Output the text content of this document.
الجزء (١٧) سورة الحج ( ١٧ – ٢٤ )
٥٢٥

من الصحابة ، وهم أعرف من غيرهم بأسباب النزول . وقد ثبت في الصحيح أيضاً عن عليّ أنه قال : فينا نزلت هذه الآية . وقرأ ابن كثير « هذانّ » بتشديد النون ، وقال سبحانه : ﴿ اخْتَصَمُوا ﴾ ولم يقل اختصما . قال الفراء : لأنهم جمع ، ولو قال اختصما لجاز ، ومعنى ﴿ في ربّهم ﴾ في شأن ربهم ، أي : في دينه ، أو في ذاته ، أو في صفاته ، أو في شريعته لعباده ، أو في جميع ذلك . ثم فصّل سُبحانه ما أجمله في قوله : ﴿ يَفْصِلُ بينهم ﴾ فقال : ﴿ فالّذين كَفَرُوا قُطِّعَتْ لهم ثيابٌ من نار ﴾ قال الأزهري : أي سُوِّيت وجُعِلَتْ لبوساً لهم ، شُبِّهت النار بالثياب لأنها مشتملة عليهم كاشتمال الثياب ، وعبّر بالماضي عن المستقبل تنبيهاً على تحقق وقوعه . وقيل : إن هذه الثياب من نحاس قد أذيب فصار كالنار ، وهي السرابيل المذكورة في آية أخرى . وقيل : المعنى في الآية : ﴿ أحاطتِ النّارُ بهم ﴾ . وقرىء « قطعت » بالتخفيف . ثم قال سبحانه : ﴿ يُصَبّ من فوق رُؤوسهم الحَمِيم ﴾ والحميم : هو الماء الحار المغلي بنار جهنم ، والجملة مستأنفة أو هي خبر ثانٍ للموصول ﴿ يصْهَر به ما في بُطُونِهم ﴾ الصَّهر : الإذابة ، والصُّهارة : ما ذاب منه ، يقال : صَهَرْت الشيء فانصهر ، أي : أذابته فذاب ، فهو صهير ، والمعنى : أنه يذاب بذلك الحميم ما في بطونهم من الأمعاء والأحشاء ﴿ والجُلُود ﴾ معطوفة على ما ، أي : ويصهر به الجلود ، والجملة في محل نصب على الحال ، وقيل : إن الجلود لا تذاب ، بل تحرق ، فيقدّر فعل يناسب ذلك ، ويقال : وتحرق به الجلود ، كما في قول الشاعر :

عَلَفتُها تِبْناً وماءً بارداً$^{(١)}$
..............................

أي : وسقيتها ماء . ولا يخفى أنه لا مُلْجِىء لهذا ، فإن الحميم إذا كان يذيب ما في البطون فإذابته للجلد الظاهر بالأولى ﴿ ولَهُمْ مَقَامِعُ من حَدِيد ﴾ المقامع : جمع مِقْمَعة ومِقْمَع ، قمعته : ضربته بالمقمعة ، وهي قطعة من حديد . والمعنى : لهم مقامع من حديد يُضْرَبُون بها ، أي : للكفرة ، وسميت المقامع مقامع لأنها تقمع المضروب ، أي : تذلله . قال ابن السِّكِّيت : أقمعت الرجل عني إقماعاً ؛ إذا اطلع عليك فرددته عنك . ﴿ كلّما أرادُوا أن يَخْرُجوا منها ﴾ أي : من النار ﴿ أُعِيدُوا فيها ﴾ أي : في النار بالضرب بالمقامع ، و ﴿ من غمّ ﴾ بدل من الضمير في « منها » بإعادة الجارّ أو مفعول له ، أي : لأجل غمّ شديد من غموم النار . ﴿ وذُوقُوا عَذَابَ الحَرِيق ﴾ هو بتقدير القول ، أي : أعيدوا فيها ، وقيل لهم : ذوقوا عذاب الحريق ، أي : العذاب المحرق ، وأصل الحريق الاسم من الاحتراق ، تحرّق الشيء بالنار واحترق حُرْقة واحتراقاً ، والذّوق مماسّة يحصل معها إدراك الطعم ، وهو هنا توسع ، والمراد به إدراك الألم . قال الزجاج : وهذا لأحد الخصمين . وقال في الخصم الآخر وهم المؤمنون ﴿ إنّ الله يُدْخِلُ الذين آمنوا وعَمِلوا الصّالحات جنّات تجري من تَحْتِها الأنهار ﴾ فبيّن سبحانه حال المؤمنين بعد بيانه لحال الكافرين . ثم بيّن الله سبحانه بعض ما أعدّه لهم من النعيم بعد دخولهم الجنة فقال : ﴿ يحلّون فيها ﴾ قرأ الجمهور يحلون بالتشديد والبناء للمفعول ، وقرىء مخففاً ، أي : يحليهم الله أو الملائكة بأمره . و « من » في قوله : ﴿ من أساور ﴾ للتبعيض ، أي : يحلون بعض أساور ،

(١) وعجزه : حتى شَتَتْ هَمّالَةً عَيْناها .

__________

Please repeat all the records above exactly as they appear.

Output the text content of this document.
الجزء (١٧) سورة الحج ( ١٧ – ٢٤ )
٥٢٥

من الصحابة ، وهم أعرف من غيرهم بأسباب النزول . وقد ثبت في الصحيح أيضاً عن عليّ أنه قال : فينا نزلت هذه الآية . وقرأ ابن كثير « هذانّ » بتشديد النون ، وقال سبحانه : ﴿ اخْتَصَمُوا ﴾ ولم يقل اختصما . قال الفراء : لأنهم جمع ، ولو قال اختصما لجاز ، ومعنى ﴿ في ربّهم ﴾ في شأن ربهم ، أي : في دينه ، أو في ذاته ، أو في صفاته ، أو في شريعته لعباده ، أو في جميع ذلك . ثم فصّل سُبحانه ما أجمله في قوله : ﴿ يَفْصِلُ بينهم ﴾ فقال : ﴿ فالّذين كَفَرُوا قُطِّعَتْ لهم ثيابٌ من نار ﴾ قال الأزهري : أي سُوِّيت وجُعِلَتْ لبوساً لهم ، شُبِّهت النار بالثياب لأنها مشتملة عليهم كاشتمال الثياب ، وعبّر بالماضي عن المستقبل تنبيهاً على تحقق وقوعه . وقيل : إن هذه الثياب من نحاس قد أذيب فصار كالنار ، وهي السرابيل المذكورة في آية أخرى . وقيل : المعنى في الآية : ﴿ أحاطتِ النّارُ بهم ﴾ . وقرىء « قطعت » بالتخفيف . ثم قال سبحانه : ﴿ يُصَبّ من فوق رُؤوسهم الحَمِيم ﴾ والحميم : هو الماء الحار المغلي بنار جهنم ، والجملة مستأنفة أو هي خبر ثانٍ للموصول ﴿ يصْهَر به ما في بُطُونِهم ﴾ الصَّهر : الإذابة ، والصُّهارة : ما ذاب منه ، يقال : صَهَرْت الشيء فانصهر ، أي : أذابته فذاب ، فهو صهير ، والمعنى : أنه يذاب بذلك الحميم ما في بطونهم من الأمعاء والأحشاء ﴿ والجُلُود ﴾ معطوفة على ما ، أي : ويصهر به الجلود ، والجملة في محل نصب على الحال ، وقيل : إن الجلود لا تذاب ، بل تحرق ، فيقدّر فعل يناسب ذلك ، ويقال : وتحرق به الجلود ، كما في قول الشاعر :

عَلَفتُها تِبْناً وماءً بارداً$^{(١)}$
..............................

أي : وسقيتها ماء . ولا يخفى أنه لا مُلْجِىء لهذا ، فإن الحميم إذا كان يذيب ما في البطون فإذابته للجلد الظاهر بالأولى ﴿ ولَهُمْ مَقَامِعُ من حَدِيد ﴾ المقامع : جمع مِقْمَعة ومِقْمَع ، قمعته : ضربته بالمقمعة ، وهي قطعة من حديد . والمعنى : لهم مقامع من حديد يُضْرَبُون بها ، أي : للكفرة ، وسميت المقامع مقامع لأنها تقمع المضروب ، أي : تذلله . قال ابن السِّكِّيت : أقمعت الرجل عني إقماعاً ؛ إذا اطلع عليك فرددته عنك . ﴿ كلّما أرادُوا أن يَخْرُجوا منها ﴾ أي : من النار ﴿ أُعِيدُوا فيها ﴾ أي : في النار بالضرب بالمقامع ، و ﴿ من غمّ ﴾ بدل من الضمير في « منها » بإعادة الجارّ أو مفعول له ، أي : لأجل غمّ شديد من غموم النار . ﴿ وذُوقُوا عَذَابَ الحَرِيق ﴾ هو بتقدير القول ، أي : أعيدوا فيها ، وقيل لهم : ذوقوا عذاب الحريق ، أي : العذاب المحرق ، وأصل الحريق الاسم من الاحتراق ، تحرّق الشيء بالنار واحترق حُرْقة واحتراقاً ، والذّوق مماسّة يحصل معها إدراك الطعم ، وهو هنا توسع ، والمراد به إدراك الألم . قال الزجاج : وهذا لأحد الخصمين . وقال في الخصم الآخر وهم المؤمنون ﴿ إنّ الله يُدْخِلُ الذين آمنوا وعَمِلوا الصّالحات جنّات تجري من تَحْتِها الأنهار ﴾ فبيّن سبحانه حال المؤمنين بعد بيانه لحال الكافرين . ثم بيّن الله سبحانه بعض ما أعدّه لهم من النعيم بعد دخولهم الجنة فقال : ﴿ يحلّون فيها ﴾ قرأ الجمهور يحلون بالتشديد والبناء للمفعول ، وقرىء مخففاً ، أي : يحليهم الله أو الملائكة بأمره . و « من » في قوله : ﴿ من أساور ﴾ للتبعيض ، أي : يحلون بعض أساور ،

(١) وعجزه : حتى شَتَتْ هَمّالَةً عَيْناها .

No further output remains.